(Part of a data file)
-- -- --
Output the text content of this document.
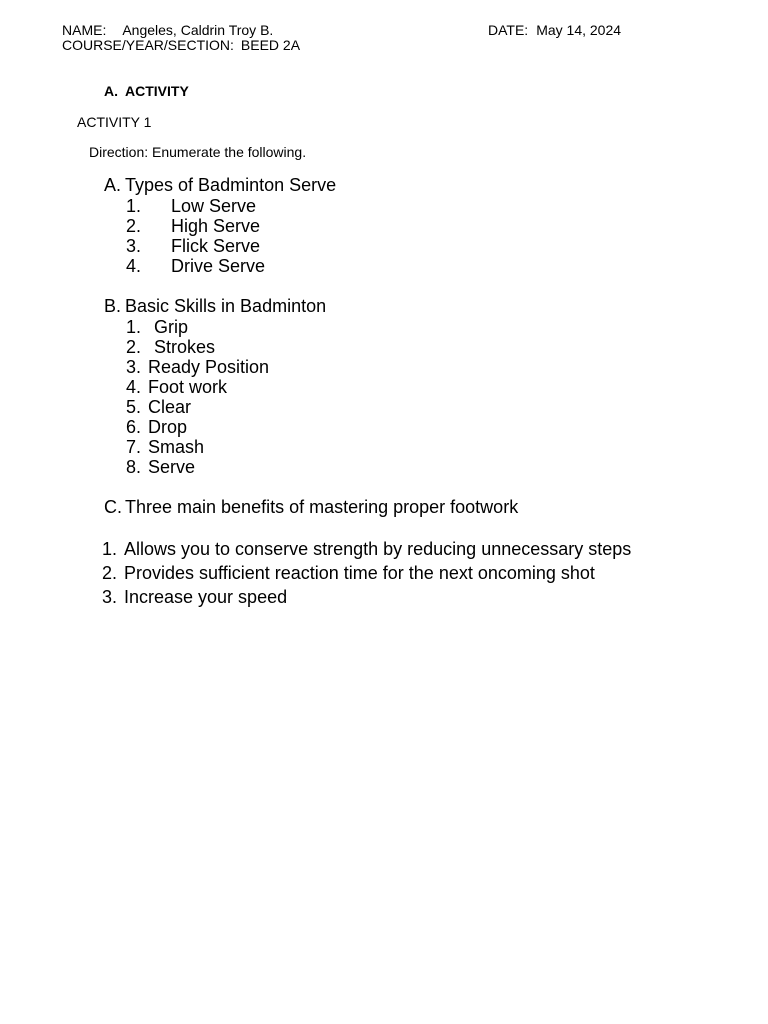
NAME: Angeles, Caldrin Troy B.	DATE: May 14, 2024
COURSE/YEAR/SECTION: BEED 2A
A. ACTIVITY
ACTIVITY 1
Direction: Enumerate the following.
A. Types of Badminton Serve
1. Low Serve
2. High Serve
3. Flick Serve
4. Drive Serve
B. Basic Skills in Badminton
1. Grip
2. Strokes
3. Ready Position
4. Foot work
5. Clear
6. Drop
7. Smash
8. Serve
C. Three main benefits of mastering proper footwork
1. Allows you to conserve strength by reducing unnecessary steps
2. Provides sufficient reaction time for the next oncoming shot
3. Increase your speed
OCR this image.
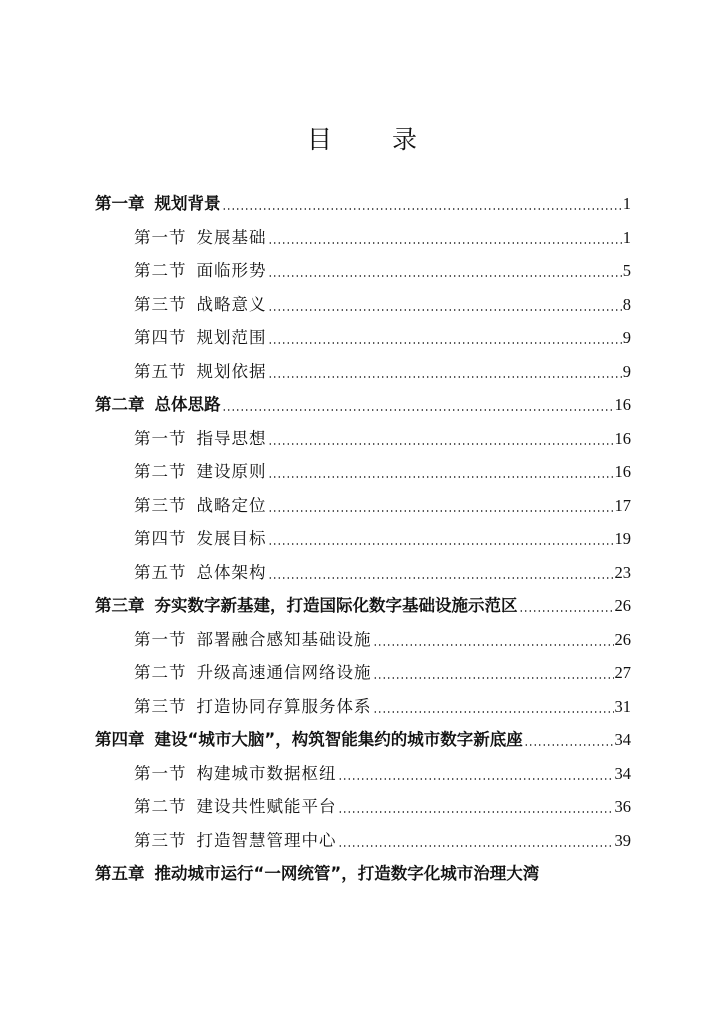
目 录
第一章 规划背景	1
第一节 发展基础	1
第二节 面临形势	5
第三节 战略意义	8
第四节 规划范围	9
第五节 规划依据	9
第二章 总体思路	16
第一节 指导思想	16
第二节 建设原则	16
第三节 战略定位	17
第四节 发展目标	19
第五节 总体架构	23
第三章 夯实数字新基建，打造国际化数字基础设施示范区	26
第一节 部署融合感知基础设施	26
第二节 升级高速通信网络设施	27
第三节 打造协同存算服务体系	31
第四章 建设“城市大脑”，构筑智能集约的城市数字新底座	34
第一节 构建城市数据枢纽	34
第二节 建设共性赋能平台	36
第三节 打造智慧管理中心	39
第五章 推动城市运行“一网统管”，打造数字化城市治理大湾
-- -- --
Stated goal: Reproduce the lines from the line with "OCR this image." through the last line of the entries exactly, including both ends and excluding pictures.

Output of the exercise:
OCR this image.
目 录
第一章 规划背景	1
第一节 发展基础	1
第二节 面临形势	5
第三节 战略意义	8
第四节 规划范围	9
第五节 规划依据	9
第二章 总体思路	16
第一节 指导思想	16
第二节 建设原则	16
第三节 战略定位	17
第四节 发展目标	19
第五节 总体架构	23
第三章 夯实数字新基建，打造国际化数字基础设施示范区	26
第一节 部署融合感知基础设施	26
第二节 升级高速通信网络设施	27
第三节 打造协同存算服务体系	31
第四章 建设“城市大脑”，构筑智能集约的城市数字新底座	34
第一节 构建城市数据枢纽	34
第二节 建设共性赋能平台	36
第三节 打造智慧管理中心	39
第五章 推动城市运行“一网统管”，打造数字化城市治理大湾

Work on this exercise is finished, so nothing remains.